● Exercise instructions
Reproduce every line of the material that follows word for word, without changing anything.

● Supplied material

-=-=-

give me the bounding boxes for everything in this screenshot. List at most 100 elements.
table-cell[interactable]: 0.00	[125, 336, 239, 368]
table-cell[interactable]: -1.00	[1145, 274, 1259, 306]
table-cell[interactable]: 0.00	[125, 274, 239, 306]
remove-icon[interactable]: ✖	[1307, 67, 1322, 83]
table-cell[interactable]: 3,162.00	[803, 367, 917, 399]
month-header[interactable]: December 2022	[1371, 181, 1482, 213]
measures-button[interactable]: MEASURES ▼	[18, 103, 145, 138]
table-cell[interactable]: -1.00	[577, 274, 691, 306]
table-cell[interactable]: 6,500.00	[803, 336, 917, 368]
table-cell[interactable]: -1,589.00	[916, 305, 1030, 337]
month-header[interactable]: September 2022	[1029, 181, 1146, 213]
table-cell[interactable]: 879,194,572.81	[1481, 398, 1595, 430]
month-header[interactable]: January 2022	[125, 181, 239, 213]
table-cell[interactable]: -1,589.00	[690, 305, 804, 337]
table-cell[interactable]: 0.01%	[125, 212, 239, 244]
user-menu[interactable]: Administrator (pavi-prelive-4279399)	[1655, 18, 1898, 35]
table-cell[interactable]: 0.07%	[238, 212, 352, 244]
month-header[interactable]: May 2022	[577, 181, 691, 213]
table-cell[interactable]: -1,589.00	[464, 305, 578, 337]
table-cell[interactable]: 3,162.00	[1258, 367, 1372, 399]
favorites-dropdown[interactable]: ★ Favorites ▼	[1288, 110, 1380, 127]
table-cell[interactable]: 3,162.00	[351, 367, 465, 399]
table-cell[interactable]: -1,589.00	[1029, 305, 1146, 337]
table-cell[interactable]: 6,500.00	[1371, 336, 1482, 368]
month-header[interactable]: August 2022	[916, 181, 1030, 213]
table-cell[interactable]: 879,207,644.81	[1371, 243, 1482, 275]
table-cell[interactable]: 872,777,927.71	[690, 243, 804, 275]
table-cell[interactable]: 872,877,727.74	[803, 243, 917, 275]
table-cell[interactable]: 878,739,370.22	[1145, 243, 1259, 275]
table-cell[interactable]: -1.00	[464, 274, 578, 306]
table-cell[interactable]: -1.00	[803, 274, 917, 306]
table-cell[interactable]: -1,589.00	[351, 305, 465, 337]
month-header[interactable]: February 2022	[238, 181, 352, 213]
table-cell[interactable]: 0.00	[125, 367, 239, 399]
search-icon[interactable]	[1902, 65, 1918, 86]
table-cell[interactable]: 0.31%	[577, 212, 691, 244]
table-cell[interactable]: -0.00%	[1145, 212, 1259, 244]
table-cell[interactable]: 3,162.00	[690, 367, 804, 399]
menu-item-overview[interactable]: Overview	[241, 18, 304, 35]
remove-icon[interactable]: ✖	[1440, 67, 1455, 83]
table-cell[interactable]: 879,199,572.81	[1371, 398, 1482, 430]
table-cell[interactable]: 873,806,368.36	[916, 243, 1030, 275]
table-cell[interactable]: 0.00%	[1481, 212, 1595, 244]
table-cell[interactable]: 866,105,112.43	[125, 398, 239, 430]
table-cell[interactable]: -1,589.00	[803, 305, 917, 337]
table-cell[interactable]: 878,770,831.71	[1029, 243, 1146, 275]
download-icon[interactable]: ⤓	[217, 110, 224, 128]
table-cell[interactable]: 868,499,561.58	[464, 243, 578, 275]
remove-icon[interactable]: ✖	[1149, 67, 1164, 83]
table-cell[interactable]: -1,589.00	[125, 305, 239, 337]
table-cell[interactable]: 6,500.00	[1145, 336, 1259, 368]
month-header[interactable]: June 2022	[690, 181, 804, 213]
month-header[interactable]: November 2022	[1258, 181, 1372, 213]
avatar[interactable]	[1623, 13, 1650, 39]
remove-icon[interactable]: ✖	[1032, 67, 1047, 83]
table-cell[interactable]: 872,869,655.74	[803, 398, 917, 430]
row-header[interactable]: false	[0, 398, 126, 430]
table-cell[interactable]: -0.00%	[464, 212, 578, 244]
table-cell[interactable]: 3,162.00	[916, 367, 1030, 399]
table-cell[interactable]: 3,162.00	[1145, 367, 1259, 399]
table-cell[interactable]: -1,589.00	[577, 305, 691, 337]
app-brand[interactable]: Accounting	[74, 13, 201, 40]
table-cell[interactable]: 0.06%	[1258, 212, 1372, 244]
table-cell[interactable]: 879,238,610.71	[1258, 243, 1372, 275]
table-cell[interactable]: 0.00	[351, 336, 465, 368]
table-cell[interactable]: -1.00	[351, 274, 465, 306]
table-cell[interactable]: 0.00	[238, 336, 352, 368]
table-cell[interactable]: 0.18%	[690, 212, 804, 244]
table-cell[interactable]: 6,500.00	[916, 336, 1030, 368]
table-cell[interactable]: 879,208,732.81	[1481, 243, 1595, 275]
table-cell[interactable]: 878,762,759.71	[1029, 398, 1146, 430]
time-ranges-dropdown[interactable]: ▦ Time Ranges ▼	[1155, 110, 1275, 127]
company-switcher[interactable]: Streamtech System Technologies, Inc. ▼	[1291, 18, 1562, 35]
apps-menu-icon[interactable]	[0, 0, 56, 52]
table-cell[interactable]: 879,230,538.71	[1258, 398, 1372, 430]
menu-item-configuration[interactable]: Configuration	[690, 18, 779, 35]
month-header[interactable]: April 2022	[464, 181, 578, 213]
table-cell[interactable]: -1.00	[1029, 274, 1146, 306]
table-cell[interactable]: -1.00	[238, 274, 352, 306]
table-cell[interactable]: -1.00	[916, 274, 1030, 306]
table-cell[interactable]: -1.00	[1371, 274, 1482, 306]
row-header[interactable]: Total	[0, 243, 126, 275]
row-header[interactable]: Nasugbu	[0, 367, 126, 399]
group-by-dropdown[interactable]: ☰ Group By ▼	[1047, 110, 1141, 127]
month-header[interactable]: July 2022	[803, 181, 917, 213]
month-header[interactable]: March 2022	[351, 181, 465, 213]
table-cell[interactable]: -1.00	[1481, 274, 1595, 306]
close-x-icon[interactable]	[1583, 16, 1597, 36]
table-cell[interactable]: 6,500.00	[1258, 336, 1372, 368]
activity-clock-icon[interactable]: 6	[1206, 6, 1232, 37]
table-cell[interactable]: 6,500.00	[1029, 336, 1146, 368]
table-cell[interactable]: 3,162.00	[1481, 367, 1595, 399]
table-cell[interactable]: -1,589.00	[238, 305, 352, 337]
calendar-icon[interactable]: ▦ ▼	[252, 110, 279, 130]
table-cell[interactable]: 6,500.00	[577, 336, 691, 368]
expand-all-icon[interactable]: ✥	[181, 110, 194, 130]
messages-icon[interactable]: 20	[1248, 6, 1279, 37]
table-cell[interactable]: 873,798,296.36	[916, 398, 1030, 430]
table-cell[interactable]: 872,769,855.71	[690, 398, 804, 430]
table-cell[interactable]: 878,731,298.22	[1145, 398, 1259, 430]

-=-=-

● Solution to the problem
give me the bounding boxes for everything in this screenshot. List at most 100 elements.
table-cell[interactable]: 0.00	[125, 336, 239, 368]
table-cell[interactable]: -1.00	[1145, 274, 1259, 306]
table-cell[interactable]: 0.00	[125, 274, 239, 306]
remove-icon[interactable]: ✖	[1307, 67, 1322, 83]
table-cell[interactable]: 3,162.00	[803, 367, 917, 399]
month-header[interactable]: December 2022	[1371, 181, 1482, 213]
measures-button[interactable]: MEASURES ▼	[18, 103, 145, 138]
table-cell[interactable]: -1.00	[577, 274, 691, 306]
table-cell[interactable]: 6,500.00	[803, 336, 917, 368]
table-cell[interactable]: -1,589.00	[916, 305, 1030, 337]
month-header[interactable]: September 2022	[1029, 181, 1146, 213]
table-cell[interactable]: 879,194,572.81	[1481, 398, 1595, 430]
month-header[interactable]: January 2022	[125, 181, 239, 213]
table-cell[interactable]: -1,589.00	[690, 305, 804, 337]
table-cell[interactable]: 0.01%	[125, 212, 239, 244]
user-menu[interactable]: Administrator (pavi-prelive-4279399)	[1655, 18, 1898, 35]
table-cell[interactable]: 0.07%	[238, 212, 352, 244]
month-header[interactable]: May 2022	[577, 181, 691, 213]
table-cell[interactable]: -1,589.00	[464, 305, 578, 337]
table-cell[interactable]: 3,162.00	[1258, 367, 1372, 399]
favorites-dropdown[interactable]: ★ Favorites ▼	[1288, 110, 1380, 127]
table-cell[interactable]: 3,162.00	[351, 367, 465, 399]
table-cell[interactable]: -1,589.00	[1029, 305, 1146, 337]
table-cell[interactable]: 6,500.00	[1371, 336, 1482, 368]
month-header[interactable]: August 2022	[916, 181, 1030, 213]
table-cell[interactable]: 879,207,644.81	[1371, 243, 1482, 275]
table-cell[interactable]: 872,777,927.71	[690, 243, 804, 275]
table-cell[interactable]: 872,877,727.74	[803, 243, 917, 275]
table-cell[interactable]: 878,739,370.22	[1145, 243, 1259, 275]
table-cell[interactable]: -1.00	[464, 274, 578, 306]
table-cell[interactable]: -1.00	[803, 274, 917, 306]
table-cell[interactable]: -1,589.00	[351, 305, 465, 337]
month-header[interactable]: February 2022	[238, 181, 352, 213]
table-cell[interactable]: 0.00	[125, 367, 239, 399]
search-icon[interactable]	[1902, 65, 1918, 86]
table-cell[interactable]: 0.31%	[577, 212, 691, 244]
table-cell[interactable]: -0.00%	[1145, 212, 1259, 244]
table-cell[interactable]: 3,162.00	[690, 367, 804, 399]
menu-item-overview[interactable]: Overview	[241, 18, 304, 35]
remove-icon[interactable]: ✖	[1440, 67, 1455, 83]
table-cell[interactable]: 879,199,572.81	[1371, 398, 1482, 430]
table-cell[interactable]: 873,806,368.36	[916, 243, 1030, 275]
table-cell[interactable]: 0.00%	[1481, 212, 1595, 244]
table-cell[interactable]: 866,105,112.43	[125, 398, 239, 430]
table-cell[interactable]: -1,589.00	[803, 305, 917, 337]
table-cell[interactable]: 878,770,831.71	[1029, 243, 1146, 275]
download-icon[interactable]: ⤓	[217, 110, 224, 128]
table-cell[interactable]: 868,499,561.58	[464, 243, 578, 275]
remove-icon[interactable]: ✖	[1149, 67, 1164, 83]
table-cell[interactable]: -1,589.00	[125, 305, 239, 337]
table-cell[interactable]: 6,500.00	[1145, 336, 1259, 368]
month-header[interactable]: June 2022	[690, 181, 804, 213]
month-header[interactable]: November 2022	[1258, 181, 1372, 213]
avatar[interactable]	[1623, 13, 1650, 39]
remove-icon[interactable]: ✖	[1032, 67, 1047, 83]
table-cell[interactable]: 872,869,655.74	[803, 398, 917, 430]
row-header[interactable]: false	[0, 398, 126, 430]
table-cell[interactable]: -0.00%	[464, 212, 578, 244]
table-cell[interactable]: 3,162.00	[916, 367, 1030, 399]
table-cell[interactable]: 3,162.00	[1145, 367, 1259, 399]
table-cell[interactable]: -1,589.00	[577, 305, 691, 337]
app-brand[interactable]: Accounting	[74, 13, 201, 40]
table-cell[interactable]: 0.06%	[1258, 212, 1372, 244]
table-cell[interactable]: 879,238,610.71	[1258, 243, 1372, 275]
table-cell[interactable]: 0.00	[351, 336, 465, 368]
table-cell[interactable]: -1.00	[351, 274, 465, 306]
table-cell[interactable]: 0.00	[238, 336, 352, 368]
table-cell[interactable]: 0.18%	[690, 212, 804, 244]
table-cell[interactable]: 6,500.00	[916, 336, 1030, 368]
table-cell[interactable]: 879,208,732.81	[1481, 243, 1595, 275]
table-cell[interactable]: 878,762,759.71	[1029, 398, 1146, 430]
time-ranges-dropdown[interactable]: ▦ Time Ranges ▼	[1155, 110, 1275, 127]
company-switcher[interactable]: Streamtech System Technologies, Inc. ▼	[1291, 18, 1562, 35]
apps-menu-icon[interactable]	[0, 0, 56, 52]
table-cell[interactable]: 879,230,538.71	[1258, 398, 1372, 430]
menu-item-configuration[interactable]: Configuration	[690, 18, 779, 35]
month-header[interactable]: April 2022	[464, 181, 578, 213]
table-cell[interactable]: -1.00	[1029, 274, 1146, 306]
table-cell[interactable]: -1.00	[238, 274, 352, 306]
table-cell[interactable]: -1.00	[916, 274, 1030, 306]
table-cell[interactable]: -1.00	[1371, 274, 1482, 306]
row-header[interactable]: Total	[0, 243, 126, 275]
row-header[interactable]: Nasugbu	[0, 367, 126, 399]
group-by-dropdown[interactable]: ☰ Group By ▼	[1047, 110, 1141, 127]
month-header[interactable]: July 2022	[803, 181, 917, 213]
month-header[interactable]: March 2022	[351, 181, 465, 213]
table-cell[interactable]: -1.00	[1481, 274, 1595, 306]
close-x-icon[interactable]	[1583, 16, 1597, 36]
table-cell[interactable]: 6,500.00	[1258, 336, 1372, 368]
activity-clock-icon[interactable]: 6	[1206, 6, 1232, 37]
table-cell[interactable]: 6,500.00	[1029, 336, 1146, 368]
table-cell[interactable]: 3,162.00	[1481, 367, 1595, 399]
table-cell[interactable]: -1,589.00	[238, 305, 352, 337]
calendar-icon[interactable]: ▦ ▼	[252, 110, 279, 130]
table-cell[interactable]: 6,500.00	[577, 336, 691, 368]
expand-all-icon[interactable]: ✥	[181, 110, 194, 130]
messages-icon[interactable]: 20	[1248, 6, 1279, 37]
table-cell[interactable]: 873,798,296.36	[916, 398, 1030, 430]
table-cell[interactable]: 872,769,855.71	[690, 398, 804, 430]
table-cell[interactable]: 878,731,298.22	[1145, 398, 1259, 430]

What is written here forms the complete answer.